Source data
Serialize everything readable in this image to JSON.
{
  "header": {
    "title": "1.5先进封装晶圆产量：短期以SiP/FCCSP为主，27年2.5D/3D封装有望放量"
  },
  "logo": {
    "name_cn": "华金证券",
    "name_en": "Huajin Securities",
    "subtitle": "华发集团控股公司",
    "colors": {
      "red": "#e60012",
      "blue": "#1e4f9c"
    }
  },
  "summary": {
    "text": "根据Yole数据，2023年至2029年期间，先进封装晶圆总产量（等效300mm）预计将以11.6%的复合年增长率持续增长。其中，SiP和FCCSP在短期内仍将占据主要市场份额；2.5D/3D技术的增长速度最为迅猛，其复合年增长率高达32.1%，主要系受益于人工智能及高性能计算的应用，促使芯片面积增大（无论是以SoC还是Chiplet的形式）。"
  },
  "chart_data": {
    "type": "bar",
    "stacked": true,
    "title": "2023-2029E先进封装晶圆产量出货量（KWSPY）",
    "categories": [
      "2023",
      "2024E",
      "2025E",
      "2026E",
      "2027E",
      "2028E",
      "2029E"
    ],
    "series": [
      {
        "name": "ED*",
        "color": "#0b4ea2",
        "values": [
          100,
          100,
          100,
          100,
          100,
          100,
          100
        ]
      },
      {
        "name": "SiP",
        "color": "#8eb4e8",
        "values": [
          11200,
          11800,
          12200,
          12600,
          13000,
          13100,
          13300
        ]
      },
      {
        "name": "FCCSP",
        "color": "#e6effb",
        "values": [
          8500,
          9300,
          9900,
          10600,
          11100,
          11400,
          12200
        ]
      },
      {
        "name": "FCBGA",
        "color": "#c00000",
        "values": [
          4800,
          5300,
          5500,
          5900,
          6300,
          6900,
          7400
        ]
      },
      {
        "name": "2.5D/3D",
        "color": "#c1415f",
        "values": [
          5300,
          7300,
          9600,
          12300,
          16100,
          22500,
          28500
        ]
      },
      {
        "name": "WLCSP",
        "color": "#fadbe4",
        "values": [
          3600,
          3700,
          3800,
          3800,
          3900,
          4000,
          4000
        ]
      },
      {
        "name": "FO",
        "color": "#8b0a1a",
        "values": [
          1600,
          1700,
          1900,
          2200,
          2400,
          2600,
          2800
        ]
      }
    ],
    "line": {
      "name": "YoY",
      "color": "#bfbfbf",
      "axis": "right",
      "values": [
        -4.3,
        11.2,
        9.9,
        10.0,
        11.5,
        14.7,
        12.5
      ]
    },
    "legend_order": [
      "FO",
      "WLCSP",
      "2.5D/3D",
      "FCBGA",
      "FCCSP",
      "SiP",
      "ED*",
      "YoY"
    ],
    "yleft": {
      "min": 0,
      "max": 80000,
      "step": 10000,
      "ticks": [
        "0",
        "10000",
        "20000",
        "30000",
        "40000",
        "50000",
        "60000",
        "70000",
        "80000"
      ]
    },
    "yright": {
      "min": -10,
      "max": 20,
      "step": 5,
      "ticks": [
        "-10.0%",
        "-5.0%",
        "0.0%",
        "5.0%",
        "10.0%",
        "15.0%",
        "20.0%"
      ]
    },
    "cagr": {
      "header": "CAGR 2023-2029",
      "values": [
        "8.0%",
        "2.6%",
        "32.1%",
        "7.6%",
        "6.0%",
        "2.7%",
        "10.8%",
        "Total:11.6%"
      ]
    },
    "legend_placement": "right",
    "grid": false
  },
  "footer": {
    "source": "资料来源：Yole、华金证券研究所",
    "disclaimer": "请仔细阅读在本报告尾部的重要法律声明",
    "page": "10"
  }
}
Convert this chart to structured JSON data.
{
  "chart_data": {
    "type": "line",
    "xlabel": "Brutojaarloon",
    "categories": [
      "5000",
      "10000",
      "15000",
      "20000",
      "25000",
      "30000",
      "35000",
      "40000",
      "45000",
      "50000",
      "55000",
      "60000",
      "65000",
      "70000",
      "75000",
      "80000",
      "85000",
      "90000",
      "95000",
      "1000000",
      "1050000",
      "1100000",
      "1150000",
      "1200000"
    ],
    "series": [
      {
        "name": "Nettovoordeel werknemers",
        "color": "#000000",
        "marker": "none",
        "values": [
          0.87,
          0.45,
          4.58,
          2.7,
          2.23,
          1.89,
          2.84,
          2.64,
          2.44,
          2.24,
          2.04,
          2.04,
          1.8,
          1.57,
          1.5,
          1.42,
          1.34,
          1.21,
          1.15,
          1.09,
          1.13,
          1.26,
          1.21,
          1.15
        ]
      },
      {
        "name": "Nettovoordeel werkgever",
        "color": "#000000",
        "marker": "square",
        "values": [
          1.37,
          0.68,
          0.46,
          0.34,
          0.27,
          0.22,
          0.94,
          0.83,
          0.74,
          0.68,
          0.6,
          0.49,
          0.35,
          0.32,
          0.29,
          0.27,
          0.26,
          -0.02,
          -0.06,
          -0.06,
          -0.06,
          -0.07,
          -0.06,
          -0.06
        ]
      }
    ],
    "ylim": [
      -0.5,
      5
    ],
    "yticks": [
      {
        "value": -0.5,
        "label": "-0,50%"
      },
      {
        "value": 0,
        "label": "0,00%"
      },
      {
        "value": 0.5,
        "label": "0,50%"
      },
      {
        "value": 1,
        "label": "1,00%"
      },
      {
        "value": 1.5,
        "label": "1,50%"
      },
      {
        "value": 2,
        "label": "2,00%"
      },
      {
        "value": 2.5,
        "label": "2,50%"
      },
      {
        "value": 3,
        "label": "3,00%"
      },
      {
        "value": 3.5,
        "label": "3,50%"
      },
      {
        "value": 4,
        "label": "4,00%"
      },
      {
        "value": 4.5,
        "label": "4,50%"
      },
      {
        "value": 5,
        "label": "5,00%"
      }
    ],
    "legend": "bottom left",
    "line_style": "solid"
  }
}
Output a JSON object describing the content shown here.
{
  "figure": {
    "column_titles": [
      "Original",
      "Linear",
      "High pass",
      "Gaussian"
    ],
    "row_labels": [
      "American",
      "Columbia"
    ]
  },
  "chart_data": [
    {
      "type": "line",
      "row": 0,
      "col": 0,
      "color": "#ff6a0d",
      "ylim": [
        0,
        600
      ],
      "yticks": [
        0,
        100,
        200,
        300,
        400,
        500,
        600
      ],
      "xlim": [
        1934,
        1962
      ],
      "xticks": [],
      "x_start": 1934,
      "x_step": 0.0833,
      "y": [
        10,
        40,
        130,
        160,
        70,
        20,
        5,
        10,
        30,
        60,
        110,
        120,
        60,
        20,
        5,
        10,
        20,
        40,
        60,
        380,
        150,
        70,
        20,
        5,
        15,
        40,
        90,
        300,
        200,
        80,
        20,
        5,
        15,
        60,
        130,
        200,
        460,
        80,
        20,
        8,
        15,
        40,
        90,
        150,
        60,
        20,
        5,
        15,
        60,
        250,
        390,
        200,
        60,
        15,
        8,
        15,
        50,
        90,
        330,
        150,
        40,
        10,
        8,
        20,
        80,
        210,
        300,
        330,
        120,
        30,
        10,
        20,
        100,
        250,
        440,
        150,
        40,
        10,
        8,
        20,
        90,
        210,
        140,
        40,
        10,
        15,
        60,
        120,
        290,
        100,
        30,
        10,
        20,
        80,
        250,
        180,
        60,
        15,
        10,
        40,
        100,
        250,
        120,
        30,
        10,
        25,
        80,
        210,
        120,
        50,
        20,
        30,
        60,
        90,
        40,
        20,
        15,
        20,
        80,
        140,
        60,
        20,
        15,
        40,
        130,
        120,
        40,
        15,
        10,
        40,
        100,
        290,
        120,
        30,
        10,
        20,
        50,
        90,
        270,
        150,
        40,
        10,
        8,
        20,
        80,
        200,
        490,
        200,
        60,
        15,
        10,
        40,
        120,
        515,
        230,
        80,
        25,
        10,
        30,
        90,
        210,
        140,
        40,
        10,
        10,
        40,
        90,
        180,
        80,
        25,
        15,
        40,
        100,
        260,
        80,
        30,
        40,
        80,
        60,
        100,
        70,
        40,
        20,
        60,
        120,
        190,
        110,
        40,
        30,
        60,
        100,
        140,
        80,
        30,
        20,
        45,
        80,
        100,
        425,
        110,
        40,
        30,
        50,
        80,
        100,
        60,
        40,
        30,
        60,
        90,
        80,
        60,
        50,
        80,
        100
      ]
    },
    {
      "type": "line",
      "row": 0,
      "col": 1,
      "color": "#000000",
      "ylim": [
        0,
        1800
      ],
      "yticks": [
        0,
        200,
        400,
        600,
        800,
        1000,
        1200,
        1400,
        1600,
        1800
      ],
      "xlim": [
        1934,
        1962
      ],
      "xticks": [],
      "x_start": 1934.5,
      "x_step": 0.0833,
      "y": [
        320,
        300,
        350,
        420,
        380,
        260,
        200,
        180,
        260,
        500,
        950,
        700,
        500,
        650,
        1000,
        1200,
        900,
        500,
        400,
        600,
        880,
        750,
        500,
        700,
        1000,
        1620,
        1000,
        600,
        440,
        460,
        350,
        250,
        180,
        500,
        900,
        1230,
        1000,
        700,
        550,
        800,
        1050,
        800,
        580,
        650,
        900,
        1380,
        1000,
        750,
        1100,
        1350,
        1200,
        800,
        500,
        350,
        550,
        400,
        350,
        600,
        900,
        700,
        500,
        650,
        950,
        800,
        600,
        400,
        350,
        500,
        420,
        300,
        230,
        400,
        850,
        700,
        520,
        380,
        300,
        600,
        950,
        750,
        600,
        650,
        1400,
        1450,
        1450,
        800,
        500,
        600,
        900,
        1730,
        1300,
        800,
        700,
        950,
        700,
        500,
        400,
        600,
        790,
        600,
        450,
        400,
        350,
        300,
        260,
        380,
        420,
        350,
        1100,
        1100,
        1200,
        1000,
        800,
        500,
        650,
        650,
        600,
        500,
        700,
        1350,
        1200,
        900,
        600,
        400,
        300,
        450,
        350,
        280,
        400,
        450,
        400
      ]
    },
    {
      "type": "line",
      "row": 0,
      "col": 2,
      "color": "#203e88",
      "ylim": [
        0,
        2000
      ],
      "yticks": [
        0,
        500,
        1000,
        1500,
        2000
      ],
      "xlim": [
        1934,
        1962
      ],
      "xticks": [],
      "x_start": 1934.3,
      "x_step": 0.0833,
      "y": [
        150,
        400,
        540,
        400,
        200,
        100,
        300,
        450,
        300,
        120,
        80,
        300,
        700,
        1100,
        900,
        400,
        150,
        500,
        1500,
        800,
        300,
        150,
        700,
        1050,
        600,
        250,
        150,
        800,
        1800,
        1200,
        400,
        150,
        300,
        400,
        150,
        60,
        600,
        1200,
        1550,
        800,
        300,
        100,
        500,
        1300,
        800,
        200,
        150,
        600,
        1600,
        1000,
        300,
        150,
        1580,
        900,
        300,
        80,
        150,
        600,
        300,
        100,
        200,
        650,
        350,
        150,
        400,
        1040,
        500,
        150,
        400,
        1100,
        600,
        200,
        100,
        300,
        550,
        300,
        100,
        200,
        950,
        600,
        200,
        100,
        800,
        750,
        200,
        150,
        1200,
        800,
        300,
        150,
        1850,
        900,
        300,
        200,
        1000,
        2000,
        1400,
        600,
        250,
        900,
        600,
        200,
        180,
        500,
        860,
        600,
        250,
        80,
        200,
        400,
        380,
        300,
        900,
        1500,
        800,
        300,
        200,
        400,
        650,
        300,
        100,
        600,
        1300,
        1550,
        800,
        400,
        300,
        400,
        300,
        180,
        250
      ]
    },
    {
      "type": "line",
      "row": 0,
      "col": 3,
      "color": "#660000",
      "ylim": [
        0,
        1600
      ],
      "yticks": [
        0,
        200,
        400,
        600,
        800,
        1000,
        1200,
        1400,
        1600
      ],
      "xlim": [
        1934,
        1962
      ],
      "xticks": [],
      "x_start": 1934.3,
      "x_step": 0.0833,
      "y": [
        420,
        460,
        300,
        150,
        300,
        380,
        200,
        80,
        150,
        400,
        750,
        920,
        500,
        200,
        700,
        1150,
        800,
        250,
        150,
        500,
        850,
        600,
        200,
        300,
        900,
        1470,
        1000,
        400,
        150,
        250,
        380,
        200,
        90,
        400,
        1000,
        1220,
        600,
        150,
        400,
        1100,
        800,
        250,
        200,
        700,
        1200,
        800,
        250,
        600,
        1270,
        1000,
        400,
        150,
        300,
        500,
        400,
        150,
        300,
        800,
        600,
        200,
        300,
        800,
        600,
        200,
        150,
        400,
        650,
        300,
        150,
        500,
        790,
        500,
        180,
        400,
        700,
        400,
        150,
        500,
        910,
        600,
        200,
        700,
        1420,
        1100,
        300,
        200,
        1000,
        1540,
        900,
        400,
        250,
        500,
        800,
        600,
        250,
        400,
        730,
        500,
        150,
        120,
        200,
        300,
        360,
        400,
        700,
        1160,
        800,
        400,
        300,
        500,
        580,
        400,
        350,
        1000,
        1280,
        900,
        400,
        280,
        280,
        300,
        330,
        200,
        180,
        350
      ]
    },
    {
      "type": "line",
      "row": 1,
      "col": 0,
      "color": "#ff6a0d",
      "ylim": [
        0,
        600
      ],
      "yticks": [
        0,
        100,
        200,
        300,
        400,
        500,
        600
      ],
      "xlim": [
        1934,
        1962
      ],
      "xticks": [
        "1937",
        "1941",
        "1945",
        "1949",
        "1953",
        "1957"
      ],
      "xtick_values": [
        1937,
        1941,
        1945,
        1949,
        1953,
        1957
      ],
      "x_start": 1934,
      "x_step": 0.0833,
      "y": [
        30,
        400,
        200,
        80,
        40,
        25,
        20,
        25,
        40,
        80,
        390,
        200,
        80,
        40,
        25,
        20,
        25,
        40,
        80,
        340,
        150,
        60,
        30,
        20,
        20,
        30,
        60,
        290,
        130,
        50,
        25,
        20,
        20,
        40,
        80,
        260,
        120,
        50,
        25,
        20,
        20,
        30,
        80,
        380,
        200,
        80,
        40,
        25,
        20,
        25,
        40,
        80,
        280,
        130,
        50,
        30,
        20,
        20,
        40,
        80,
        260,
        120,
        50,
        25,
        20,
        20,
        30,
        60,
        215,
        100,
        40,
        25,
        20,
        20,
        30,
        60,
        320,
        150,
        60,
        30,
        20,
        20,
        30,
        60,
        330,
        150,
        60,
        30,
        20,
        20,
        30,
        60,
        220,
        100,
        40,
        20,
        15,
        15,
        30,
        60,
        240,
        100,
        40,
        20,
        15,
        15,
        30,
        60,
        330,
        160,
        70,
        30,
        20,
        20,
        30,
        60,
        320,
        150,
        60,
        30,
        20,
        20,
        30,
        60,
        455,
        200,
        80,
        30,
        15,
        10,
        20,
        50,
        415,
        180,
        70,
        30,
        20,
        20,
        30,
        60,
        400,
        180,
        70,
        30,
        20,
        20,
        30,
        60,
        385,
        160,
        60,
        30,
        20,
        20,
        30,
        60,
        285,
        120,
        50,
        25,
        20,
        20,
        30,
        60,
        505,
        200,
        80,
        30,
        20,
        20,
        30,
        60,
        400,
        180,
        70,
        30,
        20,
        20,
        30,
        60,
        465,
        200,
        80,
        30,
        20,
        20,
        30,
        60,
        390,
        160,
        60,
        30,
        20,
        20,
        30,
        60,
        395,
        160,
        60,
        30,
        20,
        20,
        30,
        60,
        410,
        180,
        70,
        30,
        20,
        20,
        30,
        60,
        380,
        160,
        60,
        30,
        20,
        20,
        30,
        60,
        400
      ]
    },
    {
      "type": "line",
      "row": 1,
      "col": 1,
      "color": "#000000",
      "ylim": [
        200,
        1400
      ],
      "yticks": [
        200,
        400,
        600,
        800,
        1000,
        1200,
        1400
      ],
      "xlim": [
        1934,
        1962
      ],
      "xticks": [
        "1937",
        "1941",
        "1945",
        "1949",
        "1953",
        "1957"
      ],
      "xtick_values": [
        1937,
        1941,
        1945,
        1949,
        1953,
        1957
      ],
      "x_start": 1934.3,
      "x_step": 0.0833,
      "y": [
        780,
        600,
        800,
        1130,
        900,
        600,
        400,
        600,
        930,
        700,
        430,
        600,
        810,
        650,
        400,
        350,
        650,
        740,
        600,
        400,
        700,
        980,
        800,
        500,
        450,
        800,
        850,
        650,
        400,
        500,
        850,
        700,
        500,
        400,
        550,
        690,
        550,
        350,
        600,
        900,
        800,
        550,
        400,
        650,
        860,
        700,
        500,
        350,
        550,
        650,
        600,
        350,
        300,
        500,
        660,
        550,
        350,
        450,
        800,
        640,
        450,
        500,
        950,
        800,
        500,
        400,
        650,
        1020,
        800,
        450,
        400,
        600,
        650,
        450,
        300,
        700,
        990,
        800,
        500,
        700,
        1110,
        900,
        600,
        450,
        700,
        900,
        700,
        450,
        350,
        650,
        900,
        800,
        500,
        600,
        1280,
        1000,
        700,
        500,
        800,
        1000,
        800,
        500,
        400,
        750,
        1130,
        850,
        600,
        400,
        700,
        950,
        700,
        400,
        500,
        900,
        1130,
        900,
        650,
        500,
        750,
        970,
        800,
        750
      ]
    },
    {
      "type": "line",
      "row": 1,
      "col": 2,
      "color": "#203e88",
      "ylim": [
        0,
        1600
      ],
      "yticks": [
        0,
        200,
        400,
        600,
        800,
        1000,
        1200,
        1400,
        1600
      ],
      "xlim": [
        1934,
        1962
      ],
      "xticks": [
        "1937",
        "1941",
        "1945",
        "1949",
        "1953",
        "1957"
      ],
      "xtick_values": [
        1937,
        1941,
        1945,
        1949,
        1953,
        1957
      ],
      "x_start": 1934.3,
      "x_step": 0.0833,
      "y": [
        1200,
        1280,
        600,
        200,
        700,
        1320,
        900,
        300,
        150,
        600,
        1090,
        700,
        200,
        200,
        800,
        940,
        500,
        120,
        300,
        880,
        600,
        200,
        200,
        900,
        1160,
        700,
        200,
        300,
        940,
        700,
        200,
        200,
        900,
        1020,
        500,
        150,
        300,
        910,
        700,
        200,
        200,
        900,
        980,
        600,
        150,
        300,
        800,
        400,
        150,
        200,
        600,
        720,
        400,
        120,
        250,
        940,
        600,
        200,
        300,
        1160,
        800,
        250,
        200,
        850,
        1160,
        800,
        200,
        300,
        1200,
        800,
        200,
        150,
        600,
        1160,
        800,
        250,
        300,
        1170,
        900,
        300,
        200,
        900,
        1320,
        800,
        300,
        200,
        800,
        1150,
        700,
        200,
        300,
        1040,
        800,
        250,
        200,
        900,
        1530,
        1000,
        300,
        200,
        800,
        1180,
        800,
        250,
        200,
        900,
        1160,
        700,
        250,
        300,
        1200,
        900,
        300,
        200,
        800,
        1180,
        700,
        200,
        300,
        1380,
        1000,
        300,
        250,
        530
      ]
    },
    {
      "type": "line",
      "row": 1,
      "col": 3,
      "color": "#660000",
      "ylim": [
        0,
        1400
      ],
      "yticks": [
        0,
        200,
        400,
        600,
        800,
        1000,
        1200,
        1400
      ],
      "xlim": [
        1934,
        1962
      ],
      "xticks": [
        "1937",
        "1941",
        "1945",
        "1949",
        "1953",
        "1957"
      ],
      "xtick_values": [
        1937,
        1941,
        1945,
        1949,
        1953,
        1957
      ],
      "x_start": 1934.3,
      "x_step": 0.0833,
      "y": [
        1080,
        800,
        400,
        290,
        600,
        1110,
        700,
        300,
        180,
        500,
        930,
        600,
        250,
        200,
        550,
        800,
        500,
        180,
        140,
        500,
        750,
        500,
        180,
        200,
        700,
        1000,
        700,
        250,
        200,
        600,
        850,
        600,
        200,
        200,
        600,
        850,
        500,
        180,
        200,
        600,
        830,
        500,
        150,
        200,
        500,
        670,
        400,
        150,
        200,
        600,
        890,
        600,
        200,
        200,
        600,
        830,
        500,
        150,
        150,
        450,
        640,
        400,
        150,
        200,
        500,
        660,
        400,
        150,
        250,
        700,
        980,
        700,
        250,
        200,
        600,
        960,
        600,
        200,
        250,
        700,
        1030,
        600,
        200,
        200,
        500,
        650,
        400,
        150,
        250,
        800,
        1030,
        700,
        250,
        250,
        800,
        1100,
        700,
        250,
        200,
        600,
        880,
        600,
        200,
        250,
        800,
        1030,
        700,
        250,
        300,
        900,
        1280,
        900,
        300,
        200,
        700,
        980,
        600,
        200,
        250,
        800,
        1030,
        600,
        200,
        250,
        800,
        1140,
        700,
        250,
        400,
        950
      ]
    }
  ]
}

GIVEN EXERCISE: Count every line of the records that holds the string "this". Write only the total.

RESPONSE: 2